--- START OF Extracted entries ---
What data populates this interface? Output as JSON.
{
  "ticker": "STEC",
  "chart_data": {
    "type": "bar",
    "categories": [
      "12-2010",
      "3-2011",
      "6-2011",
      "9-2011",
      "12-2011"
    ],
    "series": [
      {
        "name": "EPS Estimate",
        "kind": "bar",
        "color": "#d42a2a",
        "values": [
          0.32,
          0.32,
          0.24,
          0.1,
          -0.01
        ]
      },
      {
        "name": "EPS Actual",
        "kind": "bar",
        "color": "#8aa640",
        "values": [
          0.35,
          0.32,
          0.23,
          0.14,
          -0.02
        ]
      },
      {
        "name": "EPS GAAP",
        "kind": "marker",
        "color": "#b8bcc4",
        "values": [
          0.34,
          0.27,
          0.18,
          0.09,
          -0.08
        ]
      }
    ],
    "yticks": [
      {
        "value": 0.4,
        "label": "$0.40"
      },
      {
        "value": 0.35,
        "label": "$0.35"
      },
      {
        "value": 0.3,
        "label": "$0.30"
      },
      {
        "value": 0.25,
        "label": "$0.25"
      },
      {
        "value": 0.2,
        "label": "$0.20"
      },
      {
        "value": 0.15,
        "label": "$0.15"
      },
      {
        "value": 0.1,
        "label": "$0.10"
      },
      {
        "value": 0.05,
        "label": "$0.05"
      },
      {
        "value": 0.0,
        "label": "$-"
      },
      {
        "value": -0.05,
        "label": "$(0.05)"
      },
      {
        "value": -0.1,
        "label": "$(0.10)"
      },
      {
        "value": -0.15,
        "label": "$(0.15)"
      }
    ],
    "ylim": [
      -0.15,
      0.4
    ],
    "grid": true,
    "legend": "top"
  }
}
--- END OF Extracted entries ---
--- START OF Extracted entries ---
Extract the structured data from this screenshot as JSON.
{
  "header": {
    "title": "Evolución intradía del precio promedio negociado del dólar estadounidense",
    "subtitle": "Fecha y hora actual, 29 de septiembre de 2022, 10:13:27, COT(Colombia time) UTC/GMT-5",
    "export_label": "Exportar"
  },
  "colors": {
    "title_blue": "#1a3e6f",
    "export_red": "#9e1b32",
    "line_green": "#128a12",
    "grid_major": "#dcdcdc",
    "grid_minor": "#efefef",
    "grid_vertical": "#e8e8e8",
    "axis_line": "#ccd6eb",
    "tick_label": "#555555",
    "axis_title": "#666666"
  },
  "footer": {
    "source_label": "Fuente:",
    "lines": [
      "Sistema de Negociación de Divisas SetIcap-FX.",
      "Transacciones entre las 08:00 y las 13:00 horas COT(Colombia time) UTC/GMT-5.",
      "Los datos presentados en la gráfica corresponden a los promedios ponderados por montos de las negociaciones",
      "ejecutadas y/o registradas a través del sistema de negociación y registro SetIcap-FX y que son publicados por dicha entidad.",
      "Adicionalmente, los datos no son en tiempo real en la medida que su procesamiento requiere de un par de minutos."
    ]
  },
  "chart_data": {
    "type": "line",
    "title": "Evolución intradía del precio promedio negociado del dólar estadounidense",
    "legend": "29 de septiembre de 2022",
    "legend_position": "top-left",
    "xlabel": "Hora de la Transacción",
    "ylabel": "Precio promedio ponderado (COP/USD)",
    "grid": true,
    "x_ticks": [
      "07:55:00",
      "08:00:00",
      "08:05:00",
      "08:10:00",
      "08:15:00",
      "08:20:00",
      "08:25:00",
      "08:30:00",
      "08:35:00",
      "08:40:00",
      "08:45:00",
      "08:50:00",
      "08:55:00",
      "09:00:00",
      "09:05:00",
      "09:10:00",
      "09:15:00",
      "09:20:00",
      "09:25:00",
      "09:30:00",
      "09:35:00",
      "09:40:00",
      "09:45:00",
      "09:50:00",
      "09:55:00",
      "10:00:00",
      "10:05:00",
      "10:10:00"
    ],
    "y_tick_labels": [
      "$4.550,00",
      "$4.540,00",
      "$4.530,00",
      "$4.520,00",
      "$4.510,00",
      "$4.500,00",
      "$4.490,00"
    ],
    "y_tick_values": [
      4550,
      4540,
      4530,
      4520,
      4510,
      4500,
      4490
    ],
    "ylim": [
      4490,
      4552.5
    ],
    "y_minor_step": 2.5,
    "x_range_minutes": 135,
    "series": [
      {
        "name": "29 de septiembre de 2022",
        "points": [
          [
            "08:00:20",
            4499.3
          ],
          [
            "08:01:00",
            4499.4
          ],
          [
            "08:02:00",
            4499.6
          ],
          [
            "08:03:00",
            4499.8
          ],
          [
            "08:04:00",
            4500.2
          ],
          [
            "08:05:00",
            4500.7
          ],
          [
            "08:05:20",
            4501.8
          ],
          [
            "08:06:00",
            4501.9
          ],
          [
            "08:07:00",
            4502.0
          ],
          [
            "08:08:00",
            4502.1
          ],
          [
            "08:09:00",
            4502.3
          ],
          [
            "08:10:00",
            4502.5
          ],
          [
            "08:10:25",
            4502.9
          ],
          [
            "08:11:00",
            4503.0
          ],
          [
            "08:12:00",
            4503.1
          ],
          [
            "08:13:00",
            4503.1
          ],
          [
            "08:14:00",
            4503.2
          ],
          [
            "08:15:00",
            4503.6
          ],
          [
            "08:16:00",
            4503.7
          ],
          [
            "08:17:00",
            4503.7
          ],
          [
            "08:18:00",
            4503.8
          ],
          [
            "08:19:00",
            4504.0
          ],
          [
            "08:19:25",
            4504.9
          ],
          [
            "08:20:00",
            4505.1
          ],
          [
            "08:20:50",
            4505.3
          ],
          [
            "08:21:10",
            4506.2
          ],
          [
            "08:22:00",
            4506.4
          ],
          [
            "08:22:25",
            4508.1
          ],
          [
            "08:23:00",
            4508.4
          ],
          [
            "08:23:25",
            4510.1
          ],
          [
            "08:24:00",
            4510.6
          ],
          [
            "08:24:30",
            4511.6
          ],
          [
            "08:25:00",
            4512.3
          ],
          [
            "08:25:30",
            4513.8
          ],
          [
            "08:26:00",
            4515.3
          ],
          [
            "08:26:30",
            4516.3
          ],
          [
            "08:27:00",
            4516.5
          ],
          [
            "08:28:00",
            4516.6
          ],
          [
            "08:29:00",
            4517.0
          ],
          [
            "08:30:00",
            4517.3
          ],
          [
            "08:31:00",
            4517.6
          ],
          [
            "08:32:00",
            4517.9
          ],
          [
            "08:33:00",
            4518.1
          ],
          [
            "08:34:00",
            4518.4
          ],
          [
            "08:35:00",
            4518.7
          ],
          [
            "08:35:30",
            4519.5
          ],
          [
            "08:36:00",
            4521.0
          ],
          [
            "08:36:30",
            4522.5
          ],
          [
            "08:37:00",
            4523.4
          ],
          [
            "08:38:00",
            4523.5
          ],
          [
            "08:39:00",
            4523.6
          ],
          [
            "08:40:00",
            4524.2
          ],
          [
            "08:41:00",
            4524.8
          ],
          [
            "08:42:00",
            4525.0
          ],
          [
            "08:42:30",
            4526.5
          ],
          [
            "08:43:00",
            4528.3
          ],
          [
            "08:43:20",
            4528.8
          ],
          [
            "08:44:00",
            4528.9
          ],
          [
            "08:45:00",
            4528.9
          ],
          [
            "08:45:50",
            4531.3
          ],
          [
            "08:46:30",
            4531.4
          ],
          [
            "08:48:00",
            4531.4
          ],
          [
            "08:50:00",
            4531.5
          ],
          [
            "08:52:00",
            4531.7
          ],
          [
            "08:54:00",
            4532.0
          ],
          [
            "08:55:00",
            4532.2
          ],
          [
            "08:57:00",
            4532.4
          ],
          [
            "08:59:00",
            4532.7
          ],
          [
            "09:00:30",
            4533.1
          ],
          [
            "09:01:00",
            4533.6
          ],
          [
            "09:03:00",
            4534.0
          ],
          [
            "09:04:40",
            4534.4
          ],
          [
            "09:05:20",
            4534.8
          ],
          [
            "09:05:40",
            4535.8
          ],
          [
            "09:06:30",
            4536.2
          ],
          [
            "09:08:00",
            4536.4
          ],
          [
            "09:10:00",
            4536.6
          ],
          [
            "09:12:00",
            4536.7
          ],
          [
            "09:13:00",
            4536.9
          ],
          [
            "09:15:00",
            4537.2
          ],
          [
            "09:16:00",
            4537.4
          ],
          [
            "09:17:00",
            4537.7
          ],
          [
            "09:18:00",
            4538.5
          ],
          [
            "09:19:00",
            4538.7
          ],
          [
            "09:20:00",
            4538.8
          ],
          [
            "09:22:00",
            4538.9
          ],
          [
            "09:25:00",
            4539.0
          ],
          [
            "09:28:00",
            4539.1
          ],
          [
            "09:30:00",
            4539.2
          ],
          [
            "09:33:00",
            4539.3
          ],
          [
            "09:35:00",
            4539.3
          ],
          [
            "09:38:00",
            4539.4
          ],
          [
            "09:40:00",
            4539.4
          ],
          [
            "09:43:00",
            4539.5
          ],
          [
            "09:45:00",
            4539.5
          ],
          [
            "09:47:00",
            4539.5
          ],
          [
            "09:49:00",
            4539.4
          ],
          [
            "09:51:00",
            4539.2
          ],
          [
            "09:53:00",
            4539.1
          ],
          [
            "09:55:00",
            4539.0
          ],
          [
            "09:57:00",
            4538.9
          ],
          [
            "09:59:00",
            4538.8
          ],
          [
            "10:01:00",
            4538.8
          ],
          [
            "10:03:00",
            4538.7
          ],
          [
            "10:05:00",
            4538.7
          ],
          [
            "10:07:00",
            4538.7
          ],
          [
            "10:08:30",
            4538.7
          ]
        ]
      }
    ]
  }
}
--- END OF Extracted entries ---
▸ What to produce
Report only the number of lines in the data above that contain "Colombia".

▸ Response for this exercise
2